Description of the task:
Can you write out all of the material below, word for word?

(Stored entries)

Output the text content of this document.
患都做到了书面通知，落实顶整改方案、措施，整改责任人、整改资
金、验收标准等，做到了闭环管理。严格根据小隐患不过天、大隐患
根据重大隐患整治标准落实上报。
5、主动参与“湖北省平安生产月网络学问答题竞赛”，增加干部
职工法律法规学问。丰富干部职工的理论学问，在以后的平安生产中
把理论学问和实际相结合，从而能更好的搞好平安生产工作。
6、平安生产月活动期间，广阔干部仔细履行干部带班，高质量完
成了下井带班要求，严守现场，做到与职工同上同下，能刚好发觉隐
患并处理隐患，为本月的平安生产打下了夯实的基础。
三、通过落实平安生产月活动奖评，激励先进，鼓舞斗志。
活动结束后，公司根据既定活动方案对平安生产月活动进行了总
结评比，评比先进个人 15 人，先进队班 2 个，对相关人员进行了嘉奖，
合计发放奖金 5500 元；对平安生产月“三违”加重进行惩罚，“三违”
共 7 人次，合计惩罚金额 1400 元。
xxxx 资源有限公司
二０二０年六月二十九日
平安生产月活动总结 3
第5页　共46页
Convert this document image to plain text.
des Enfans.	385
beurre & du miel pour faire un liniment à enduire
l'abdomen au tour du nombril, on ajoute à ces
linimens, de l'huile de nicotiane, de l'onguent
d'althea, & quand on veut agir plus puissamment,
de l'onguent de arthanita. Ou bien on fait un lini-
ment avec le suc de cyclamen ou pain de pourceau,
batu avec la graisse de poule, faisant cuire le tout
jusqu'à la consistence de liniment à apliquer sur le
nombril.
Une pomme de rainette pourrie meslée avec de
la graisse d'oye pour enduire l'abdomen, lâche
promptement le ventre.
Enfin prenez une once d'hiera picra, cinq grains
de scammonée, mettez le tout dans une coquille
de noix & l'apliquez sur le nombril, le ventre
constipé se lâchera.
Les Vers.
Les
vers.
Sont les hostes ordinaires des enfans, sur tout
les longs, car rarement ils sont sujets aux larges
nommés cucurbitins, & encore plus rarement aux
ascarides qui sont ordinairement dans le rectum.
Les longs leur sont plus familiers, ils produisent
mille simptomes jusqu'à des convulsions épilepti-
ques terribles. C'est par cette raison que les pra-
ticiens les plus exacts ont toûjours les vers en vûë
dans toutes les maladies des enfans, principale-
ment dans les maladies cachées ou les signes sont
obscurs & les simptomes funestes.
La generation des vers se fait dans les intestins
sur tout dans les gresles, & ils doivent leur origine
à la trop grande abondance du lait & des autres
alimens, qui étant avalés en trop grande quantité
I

Answer below:
Output the text content of this document.
患都做到了书面通知，落实顶整改方案、措施，整改责任人、整改资
金、验收标准等，做到了闭环管理。严格根据小隐患不过天、大隐患
根据重大隐患整治标准落实上报。
5、主动参与“湖北省平安生产月网络学问答题竞赛”，增加干部
职工法律法规学问。丰富干部职工的理论学问，在以后的平安生产中
把理论学问和实际相结合，从而能更好的搞好平安生产工作。
6、平安生产月活动期间，广阔干部仔细履行干部带班，高质量完
成了下井带班要求，严守现场，做到与职工同上同下，能刚好发觉隐
患并处理隐患，为本月的平安生产打下了夯实的基础。
三、通过落实平安生产月活动奖评，激励先进，鼓舞斗志。
活动结束后，公司根据既定活动方案对平安生产月活动进行了总
结评比，评比先进个人 15 人，先进队班 2 个，对相关人员进行了嘉奖，
合计发放奖金 5500 元；对平安生产月“三违”加重进行惩罚，“三违”
共 7 人次，合计惩罚金额 1400 元。
xxxx 资源有限公司
二０二０年六月二十九日
平安生产月活动总结 3
第5页　共46页
Convert this document image to plain text.
des Enfans.	385
beurre & du miel pour faire un liniment à enduire
l'abdomen au tour du nombril, on ajoute à ces
linimens, de l'huile de nicotiane, de l'onguent
d'althea, & quand on veut agir plus puissamment,
de l'onguent de arthanita. Ou bien on fait un lini-
ment avec le suc de cyclamen ou pain de pourceau,
batu avec la graisse de poule, faisant cuire le tout
jusqu'à la consistence de liniment à apliquer sur le
nombril.
Une pomme de rainette pourrie meslée avec de
la graisse d'oye pour enduire l'abdomen, lâche
promptement le ventre.
Enfin prenez une once d'hiera picra, cinq grains
de scammonée, mettez le tout dans une coquille
de noix & l'apliquez sur le nombril, le ventre
constipé se lâchera.
Les Vers.
Les
vers.
Sont les hostes ordinaires des enfans, sur tout
les longs, car rarement ils sont sujets aux larges
nommés cucurbitins, & encore plus rarement aux
ascarides qui sont ordinairement dans le rectum.
Les longs leur sont plus familiers, ils produisent
mille simptomes jusqu'à des convulsions épilepti-
ques terribles. C'est par cette raison que les pra-
ticiens les plus exacts ont toûjours les vers en vûë
dans toutes les maladies des enfans, principale-
ment dans les maladies cachées ou les signes sont
obscurs & les simptomes funestes.
La generation des vers se fait dans les intestins
sur tout dans les gresles, & ils doivent leur origine
à la trop grande abondance du lait & des autres
alimens, qui étant avalés en trop grande quantité
I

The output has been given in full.